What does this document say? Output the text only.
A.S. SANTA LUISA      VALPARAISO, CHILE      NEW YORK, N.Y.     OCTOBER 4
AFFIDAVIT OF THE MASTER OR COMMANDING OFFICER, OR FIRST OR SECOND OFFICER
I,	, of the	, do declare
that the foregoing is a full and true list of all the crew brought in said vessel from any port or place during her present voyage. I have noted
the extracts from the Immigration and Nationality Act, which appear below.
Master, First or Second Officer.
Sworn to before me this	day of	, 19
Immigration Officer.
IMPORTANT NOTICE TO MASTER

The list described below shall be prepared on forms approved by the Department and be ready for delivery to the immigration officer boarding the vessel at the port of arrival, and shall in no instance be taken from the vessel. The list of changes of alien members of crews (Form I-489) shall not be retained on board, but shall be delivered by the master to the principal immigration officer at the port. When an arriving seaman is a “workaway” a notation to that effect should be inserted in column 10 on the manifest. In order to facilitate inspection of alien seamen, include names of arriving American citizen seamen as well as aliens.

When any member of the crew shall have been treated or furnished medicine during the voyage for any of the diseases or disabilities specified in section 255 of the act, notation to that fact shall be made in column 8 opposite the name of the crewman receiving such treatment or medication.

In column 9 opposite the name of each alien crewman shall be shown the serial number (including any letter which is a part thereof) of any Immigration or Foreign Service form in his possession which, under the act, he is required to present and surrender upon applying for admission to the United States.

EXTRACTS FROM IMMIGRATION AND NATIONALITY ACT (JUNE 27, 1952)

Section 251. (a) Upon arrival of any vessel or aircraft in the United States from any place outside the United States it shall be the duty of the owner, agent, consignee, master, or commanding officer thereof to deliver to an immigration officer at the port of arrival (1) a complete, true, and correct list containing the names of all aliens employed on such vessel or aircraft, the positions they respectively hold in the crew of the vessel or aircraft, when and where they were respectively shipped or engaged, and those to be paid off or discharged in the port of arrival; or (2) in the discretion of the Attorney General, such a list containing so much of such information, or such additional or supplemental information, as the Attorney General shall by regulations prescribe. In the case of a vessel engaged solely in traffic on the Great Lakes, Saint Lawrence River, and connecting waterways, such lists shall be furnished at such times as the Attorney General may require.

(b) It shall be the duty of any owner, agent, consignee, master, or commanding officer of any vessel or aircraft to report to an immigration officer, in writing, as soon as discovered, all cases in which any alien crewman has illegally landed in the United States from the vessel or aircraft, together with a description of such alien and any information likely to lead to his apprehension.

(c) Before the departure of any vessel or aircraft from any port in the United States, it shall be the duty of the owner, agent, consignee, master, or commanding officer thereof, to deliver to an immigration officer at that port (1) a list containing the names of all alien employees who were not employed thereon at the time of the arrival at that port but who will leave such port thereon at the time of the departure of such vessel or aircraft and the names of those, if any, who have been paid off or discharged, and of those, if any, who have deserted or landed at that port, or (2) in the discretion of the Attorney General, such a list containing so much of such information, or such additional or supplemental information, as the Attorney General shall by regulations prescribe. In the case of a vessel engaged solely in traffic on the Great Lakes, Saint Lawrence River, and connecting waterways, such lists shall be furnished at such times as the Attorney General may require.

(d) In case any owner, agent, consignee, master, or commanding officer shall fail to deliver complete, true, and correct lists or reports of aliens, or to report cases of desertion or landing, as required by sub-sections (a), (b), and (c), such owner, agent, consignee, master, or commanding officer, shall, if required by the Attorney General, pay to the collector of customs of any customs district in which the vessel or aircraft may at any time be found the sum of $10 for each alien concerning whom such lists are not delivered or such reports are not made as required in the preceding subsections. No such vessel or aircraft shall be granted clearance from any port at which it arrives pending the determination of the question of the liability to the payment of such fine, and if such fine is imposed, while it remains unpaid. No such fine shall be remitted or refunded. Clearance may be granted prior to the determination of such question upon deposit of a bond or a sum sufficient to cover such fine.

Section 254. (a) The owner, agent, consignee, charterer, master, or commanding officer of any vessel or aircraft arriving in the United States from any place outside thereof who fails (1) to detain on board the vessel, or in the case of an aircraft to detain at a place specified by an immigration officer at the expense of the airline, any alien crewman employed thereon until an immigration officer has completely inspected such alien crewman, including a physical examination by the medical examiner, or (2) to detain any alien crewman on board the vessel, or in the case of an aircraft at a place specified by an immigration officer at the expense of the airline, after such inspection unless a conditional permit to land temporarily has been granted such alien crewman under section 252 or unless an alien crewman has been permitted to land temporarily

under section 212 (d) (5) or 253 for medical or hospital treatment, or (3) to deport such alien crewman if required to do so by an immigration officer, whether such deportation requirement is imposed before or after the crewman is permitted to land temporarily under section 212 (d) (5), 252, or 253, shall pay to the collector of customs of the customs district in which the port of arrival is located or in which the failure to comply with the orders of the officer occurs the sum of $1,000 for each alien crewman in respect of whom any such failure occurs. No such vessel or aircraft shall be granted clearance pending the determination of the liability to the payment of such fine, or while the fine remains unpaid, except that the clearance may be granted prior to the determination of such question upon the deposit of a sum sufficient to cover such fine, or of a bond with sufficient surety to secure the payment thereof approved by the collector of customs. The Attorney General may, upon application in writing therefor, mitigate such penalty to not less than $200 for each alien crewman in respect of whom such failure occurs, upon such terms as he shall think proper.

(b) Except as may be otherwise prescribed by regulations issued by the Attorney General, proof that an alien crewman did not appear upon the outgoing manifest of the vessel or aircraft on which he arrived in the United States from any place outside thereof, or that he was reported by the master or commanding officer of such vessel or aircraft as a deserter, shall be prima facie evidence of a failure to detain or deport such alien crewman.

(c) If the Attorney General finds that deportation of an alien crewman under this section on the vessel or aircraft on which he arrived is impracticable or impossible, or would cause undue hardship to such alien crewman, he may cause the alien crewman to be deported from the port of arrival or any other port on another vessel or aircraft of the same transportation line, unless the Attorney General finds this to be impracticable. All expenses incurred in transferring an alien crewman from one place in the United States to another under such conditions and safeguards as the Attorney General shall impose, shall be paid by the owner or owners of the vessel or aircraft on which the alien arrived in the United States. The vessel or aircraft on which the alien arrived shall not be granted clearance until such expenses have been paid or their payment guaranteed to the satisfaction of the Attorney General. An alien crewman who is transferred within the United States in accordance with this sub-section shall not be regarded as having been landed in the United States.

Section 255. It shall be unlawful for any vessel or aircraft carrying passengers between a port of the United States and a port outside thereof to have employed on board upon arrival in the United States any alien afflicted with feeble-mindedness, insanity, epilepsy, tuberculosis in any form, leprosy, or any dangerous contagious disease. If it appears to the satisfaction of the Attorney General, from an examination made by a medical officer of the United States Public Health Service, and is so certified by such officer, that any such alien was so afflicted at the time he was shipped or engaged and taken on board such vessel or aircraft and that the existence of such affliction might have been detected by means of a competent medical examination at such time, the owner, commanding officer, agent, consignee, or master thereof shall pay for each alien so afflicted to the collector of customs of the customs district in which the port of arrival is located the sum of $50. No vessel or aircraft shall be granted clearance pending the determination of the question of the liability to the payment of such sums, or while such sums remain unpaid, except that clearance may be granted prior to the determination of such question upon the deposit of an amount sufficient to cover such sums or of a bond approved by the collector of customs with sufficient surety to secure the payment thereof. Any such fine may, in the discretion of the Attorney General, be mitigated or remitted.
========================
Look for "detain" and pull out every line that has it.

### Full solution
Section 254. (a) The owner, agent, consignee, charterer, master, or commanding officer of any vessel or aircraft arriving in the United States from any place outside thereof who fails (1) to detain on board the vessel, or in the case of an aircraft to detain at a place specified by an immigration officer at the expense of the airline, any alien crewman employed thereon until an immigration officer has completely inspected such alien crewman, including a physical examination by the medical examiner, or (2) to detain any alien crewman on board the vessel, or in the case of an aircraft at a place specified by an immigration officer at the expense of the airline, after such inspection unless a conditional permit to land temporarily has been granted such alien crewman under section 252 or unless an alien crewman has been permitted to land temporarily
(b) Except as may be otherwise prescribed by regulations issued by the Attorney General, proof that an alien crewman did not appear upon the outgoing manifest of the vessel or aircraft on which he arrived in the United States from any place outside thereof, or that he was reported by the master or commanding officer of such vessel or aircraft as a deserter, shall be prima facie evidence of a failure to detain or deport such alien crewman.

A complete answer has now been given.